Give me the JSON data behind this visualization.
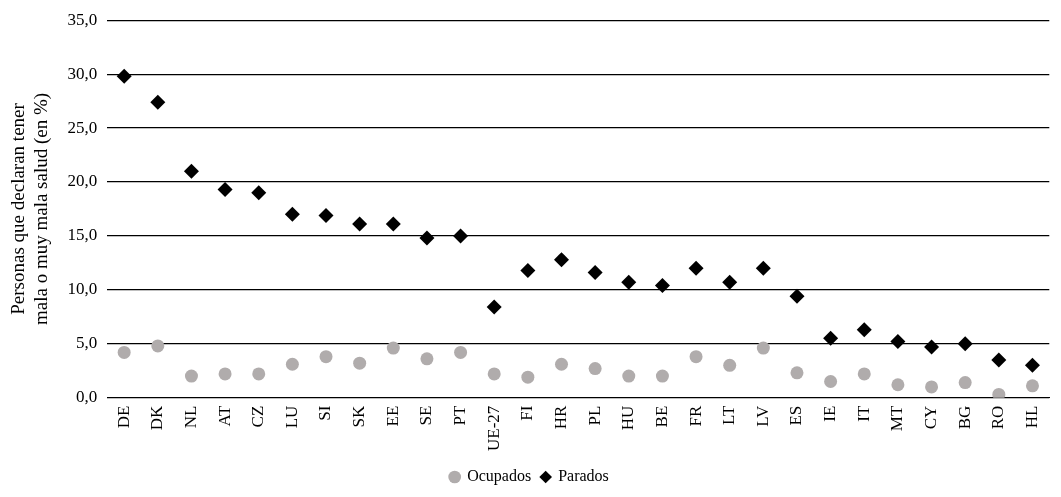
{
  "chart_data": {
    "type": "scatter",
    "ylabel": "Personas que declaran tener mala o muy mala salud (en %)",
    "categories": [
      "DE",
      "DK",
      "NL",
      "AT",
      "CZ",
      "LU",
      "SI",
      "SK",
      "EE",
      "SE",
      "PT",
      "UE-27",
      "FI",
      "HR",
      "PL",
      "HU",
      "BE",
      "FR",
      "LT",
      "LV",
      "ES",
      "IE",
      "IT",
      "MT",
      "CY",
      "BG",
      "RO",
      "HL"
    ],
    "series": [
      {
        "name": "Ocupados",
        "color": "#b0acac",
        "marker": "circle",
        "values": [
          4.2,
          4.8,
          2.0,
          2.2,
          2.2,
          3.1,
          3.8,
          3.2,
          4.6,
          3.6,
          4.2,
          2.2,
          1.9,
          3.1,
          2.7,
          2.0,
          2.0,
          3.8,
          3.0,
          4.6,
          2.3,
          1.5,
          2.2,
          1.2,
          1.0,
          1.4,
          0.3,
          1.1
        ]
      },
      {
        "name": "Parados",
        "color": "#000000",
        "marker": "diamond",
        "values": [
          29.8,
          27.4,
          21.0,
          19.3,
          19.0,
          17.0,
          16.9,
          16.1,
          16.1,
          14.8,
          15.0,
          8.4,
          11.8,
          12.8,
          11.6,
          10.7,
          10.4,
          12.0,
          10.7,
          12.0,
          9.4,
          5.5,
          6.3,
          5.2,
          4.7,
          5.0,
          3.5,
          3.0
        ]
      }
    ],
    "ylim": [
      0,
      35
    ],
    "yticks": [
      {
        "value": 0,
        "label": "0,0"
      },
      {
        "value": 5,
        "label": "5,0"
      },
      {
        "value": 10,
        "label": "10,0"
      },
      {
        "value": 15,
        "label": "15,0"
      },
      {
        "value": 20,
        "label": "20,0"
      },
      {
        "value": 25,
        "label": "25,0"
      },
      {
        "value": 30,
        "label": "30,0"
      },
      {
        "value": 35,
        "label": "35,0"
      }
    ],
    "grid": "y",
    "legend": "bottom"
  }
}
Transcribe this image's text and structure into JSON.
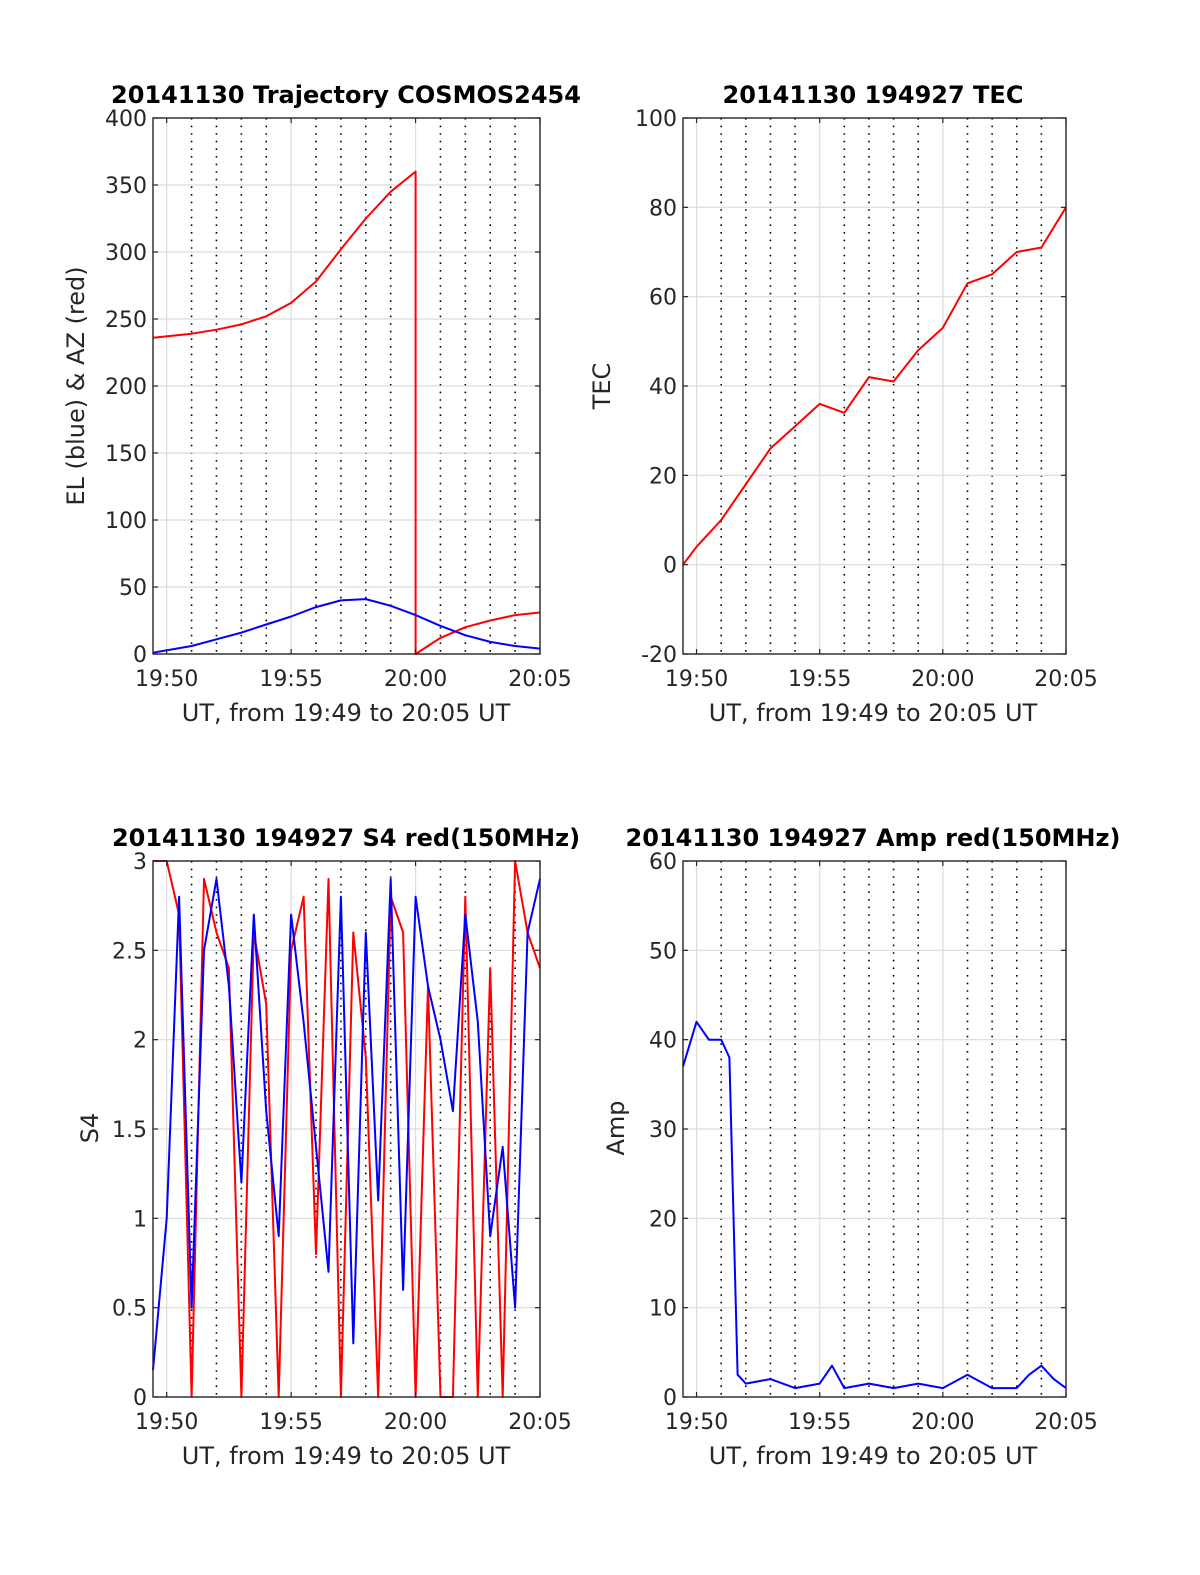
{
  "figure": {
    "background": "#ffffff"
  },
  "x_axis": {
    "tick_labels": [
      "19:50",
      "19:55",
      "20:00",
      "20:05"
    ],
    "xlabel": "UT, from 19:49 to 20:05 UT"
  },
  "chart_data": [
    {
      "type": "line",
      "title": "20141130 Trajectory COSMOS2454",
      "xlabel": "UT, from 19:49 to 20:05 UT",
      "ylabel": "EL (blue) & AZ (red)",
      "xlim": [
        "19:49:27",
        "20:05:00"
      ],
      "ylim": [
        0,
        400
      ],
      "yticks": [
        0,
        50,
        100,
        150,
        200,
        250,
        300,
        350,
        400
      ],
      "grid": true,
      "legend": "none",
      "x": [
        "19:49:27",
        "19:51:00",
        "19:52:00",
        "19:53:00",
        "19:54:00",
        "19:55:00",
        "19:56:00",
        "19:57:00",
        "19:58:00",
        "19:59:00",
        "20:00:00",
        "20:00:00",
        "20:01:00",
        "20:02:00",
        "20:03:00",
        "20:04:00",
        "20:05:00"
      ],
      "series": [
        {
          "color": "#ff0000",
          "values": [
            236,
            239,
            242,
            246,
            252,
            262,
            278,
            302,
            325,
            345,
            360,
            0,
            12,
            20,
            25,
            29,
            31
          ]
        },
        {
          "color": "#0000ff",
          "values": [
            1,
            6,
            11,
            16,
            22,
            28,
            35,
            40,
            41,
            36,
            29,
            29,
            21,
            14,
            9,
            6,
            4
          ]
        }
      ]
    },
    {
      "type": "line",
      "title": "20141130 194927 TEC",
      "xlabel": "UT, from 19:49 to 20:05 UT",
      "ylabel": "TEC",
      "xlim": [
        "19:49:27",
        "20:05:00"
      ],
      "ylim": [
        -20,
        100
      ],
      "yticks": [
        -20,
        0,
        20,
        40,
        60,
        80,
        100
      ],
      "grid": true,
      "legend": "none",
      "x": [
        "19:49:27",
        "19:50:00",
        "19:51:00",
        "19:52:00",
        "19:53:00",
        "19:54:00",
        "19:55:00",
        "19:56:00",
        "19:57:00",
        "19:58:00",
        "19:59:00",
        "20:00:00",
        "20:01:00",
        "20:02:00",
        "20:03:00",
        "20:04:00",
        "20:05:00"
      ],
      "series": [
        {
          "color": "#ff0000",
          "values": [
            0,
            4,
            10,
            18,
            26,
            31,
            36,
            34,
            42,
            41,
            48,
            53,
            63,
            65,
            70,
            71,
            80
          ]
        }
      ]
    },
    {
      "type": "line",
      "title": "20141130 194927 S4 red(150MHz)",
      "xlabel": "UT, from 19:49 to 20:05 UT",
      "ylabel": "S4",
      "xlim": [
        "19:49:27",
        "20:05:00"
      ],
      "ylim": [
        0,
        3
      ],
      "yticks": [
        0,
        0.5,
        1,
        1.5,
        2,
        2.5,
        3
      ],
      "grid": true,
      "legend": "none",
      "x": [
        "19:49:27",
        "19:50:00",
        "19:50:30",
        "19:51:00",
        "19:51:30",
        "19:52:00",
        "19:52:30",
        "19:53:00",
        "19:53:30",
        "19:54:00",
        "19:54:30",
        "19:55:00",
        "19:55:30",
        "19:56:00",
        "19:56:30",
        "19:57:00",
        "19:57:30",
        "19:58:00",
        "19:58:30",
        "19:59:00",
        "19:59:30",
        "20:00:00",
        "20:00:30",
        "20:01:00",
        "20:01:30",
        "20:02:00",
        "20:02:30",
        "20:03:00",
        "20:03:30",
        "20:04:00",
        "20:04:30",
        "20:05:00"
      ],
      "series": [
        {
          "color": "#ff0000",
          "values": [
            3,
            3,
            2.7,
            0,
            2.9,
            2.6,
            2.4,
            0,
            2.6,
            2.2,
            0,
            2.5,
            2.8,
            0.8,
            2.9,
            0,
            2.6,
            1.9,
            0,
            2.8,
            2.6,
            0,
            2.3,
            0,
            0,
            2.8,
            0,
            2.4,
            0,
            3,
            2.6,
            2.4
          ]
        },
        {
          "color": "#0000ff",
          "values": [
            0.15,
            1.0,
            2.8,
            0.5,
            2.5,
            2.9,
            2.3,
            1.2,
            2.7,
            1.6,
            0.9,
            2.7,
            2.1,
            1.4,
            0.7,
            2.8,
            0.3,
            2.6,
            1.1,
            2.9,
            0.6,
            2.8,
            2.3,
            2.0,
            1.6,
            2.7,
            2.1,
            0.9,
            1.4,
            0.5,
            2.6,
            2.9
          ]
        }
      ]
    },
    {
      "type": "line",
      "title": "20141130 194927 Amp red(150MHz)",
      "xlabel": "UT, from 19:49 to 20:05 UT",
      "ylabel": "Amp",
      "xlim": [
        "19:49:27",
        "20:05:00"
      ],
      "ylim": [
        0,
        60
      ],
      "yticks": [
        0,
        10,
        20,
        30,
        40,
        50,
        60
      ],
      "grid": true,
      "legend": "none",
      "x": [
        "19:49:27",
        "19:50:00",
        "19:50:30",
        "19:51:00",
        "19:51:20",
        "19:51:40",
        "19:52:00",
        "19:53:00",
        "19:54:00",
        "19:55:00",
        "19:55:30",
        "19:56:00",
        "19:57:00",
        "19:58:00",
        "19:59:00",
        "20:00:00",
        "20:01:00",
        "20:02:00",
        "20:03:00",
        "20:03:30",
        "20:04:00",
        "20:04:30",
        "20:05:00"
      ],
      "series": [
        {
          "color": "#0000ff",
          "values": [
            37,
            42,
            40,
            40,
            38,
            2.5,
            1.5,
            2,
            1,
            1.5,
            3.5,
            1,
            1.5,
            1,
            1.5,
            1,
            2.5,
            1,
            1,
            2.5,
            3.5,
            2,
            1
          ]
        }
      ]
    }
  ]
}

* * *

Give only the number of lines in the material above where the string "JSON" appears.

• **Task output**: 2